───── SUPPLIED RECORDS ─────

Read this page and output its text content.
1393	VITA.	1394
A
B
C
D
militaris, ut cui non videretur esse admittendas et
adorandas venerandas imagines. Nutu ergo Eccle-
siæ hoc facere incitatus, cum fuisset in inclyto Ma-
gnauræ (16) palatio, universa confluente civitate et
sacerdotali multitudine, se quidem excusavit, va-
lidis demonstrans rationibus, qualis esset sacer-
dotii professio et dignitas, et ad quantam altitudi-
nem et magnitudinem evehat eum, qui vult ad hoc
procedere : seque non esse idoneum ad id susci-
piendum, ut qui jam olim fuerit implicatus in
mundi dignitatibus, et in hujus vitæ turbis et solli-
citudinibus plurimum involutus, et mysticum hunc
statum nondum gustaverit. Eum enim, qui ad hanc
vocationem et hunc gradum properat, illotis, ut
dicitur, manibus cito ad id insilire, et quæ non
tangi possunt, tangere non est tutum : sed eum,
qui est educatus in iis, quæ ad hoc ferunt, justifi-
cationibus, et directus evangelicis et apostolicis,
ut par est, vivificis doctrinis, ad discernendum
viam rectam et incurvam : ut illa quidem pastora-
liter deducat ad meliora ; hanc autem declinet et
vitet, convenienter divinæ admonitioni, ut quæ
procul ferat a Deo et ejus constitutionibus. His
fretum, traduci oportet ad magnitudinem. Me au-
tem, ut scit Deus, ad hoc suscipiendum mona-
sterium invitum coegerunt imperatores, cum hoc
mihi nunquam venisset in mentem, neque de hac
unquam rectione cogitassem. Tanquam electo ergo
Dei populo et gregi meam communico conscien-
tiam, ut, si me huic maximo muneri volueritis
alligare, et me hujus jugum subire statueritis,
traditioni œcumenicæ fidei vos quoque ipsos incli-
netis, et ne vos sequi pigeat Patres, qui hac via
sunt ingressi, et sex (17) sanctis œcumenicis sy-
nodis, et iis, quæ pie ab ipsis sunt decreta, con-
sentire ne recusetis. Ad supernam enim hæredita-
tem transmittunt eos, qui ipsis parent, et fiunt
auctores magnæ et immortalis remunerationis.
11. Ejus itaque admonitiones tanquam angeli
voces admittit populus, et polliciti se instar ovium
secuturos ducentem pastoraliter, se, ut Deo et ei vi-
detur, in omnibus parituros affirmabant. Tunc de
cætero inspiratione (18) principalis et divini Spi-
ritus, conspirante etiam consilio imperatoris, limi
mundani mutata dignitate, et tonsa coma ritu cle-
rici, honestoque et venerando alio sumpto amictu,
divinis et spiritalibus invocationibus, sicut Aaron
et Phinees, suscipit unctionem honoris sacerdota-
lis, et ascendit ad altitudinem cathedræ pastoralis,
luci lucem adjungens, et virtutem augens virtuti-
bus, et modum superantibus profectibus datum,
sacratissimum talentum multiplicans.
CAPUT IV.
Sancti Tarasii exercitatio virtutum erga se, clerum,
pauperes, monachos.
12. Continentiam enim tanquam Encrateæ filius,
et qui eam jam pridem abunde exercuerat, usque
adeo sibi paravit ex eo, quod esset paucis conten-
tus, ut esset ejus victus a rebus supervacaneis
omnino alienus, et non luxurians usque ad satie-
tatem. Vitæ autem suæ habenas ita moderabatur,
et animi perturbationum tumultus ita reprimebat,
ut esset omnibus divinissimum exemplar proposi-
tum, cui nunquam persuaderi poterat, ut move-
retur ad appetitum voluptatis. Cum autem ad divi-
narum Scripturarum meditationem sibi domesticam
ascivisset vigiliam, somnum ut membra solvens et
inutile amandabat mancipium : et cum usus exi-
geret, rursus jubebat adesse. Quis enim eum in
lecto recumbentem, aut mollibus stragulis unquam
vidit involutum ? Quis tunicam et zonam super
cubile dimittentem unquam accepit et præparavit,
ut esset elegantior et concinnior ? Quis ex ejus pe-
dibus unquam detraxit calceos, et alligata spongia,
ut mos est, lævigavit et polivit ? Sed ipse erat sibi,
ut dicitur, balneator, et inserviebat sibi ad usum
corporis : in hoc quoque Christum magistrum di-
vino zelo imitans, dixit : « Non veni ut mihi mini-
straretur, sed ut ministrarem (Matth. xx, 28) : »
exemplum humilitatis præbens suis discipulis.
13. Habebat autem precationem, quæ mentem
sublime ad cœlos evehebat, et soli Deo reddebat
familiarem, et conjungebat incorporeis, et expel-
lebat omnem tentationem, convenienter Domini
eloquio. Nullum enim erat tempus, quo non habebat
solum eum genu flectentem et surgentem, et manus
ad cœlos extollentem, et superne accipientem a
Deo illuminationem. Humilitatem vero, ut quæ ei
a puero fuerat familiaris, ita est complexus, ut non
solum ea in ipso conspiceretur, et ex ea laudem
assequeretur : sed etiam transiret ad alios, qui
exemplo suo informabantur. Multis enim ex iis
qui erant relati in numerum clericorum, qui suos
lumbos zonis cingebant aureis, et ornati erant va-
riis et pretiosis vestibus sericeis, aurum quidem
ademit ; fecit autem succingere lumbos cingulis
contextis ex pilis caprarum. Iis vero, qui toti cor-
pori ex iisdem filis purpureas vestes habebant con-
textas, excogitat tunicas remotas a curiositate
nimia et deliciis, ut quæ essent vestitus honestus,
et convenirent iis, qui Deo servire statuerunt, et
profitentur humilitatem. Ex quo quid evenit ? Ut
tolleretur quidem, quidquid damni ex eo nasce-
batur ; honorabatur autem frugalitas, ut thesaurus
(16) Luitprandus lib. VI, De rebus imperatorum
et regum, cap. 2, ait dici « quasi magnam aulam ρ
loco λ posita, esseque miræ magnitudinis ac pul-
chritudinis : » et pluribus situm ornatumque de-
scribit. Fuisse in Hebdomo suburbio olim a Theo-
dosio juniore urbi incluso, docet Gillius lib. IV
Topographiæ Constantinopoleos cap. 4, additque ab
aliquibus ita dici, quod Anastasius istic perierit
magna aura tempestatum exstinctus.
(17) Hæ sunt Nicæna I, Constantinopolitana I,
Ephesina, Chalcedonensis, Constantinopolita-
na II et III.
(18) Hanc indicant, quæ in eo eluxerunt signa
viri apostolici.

─────

AIM
Using the records above, copy each line that contains "mentem".

WRITTEN RESPONSE
mihi nunquam venisset in mentem, neque de hac
13. Habebat autem precationem, quæ mentem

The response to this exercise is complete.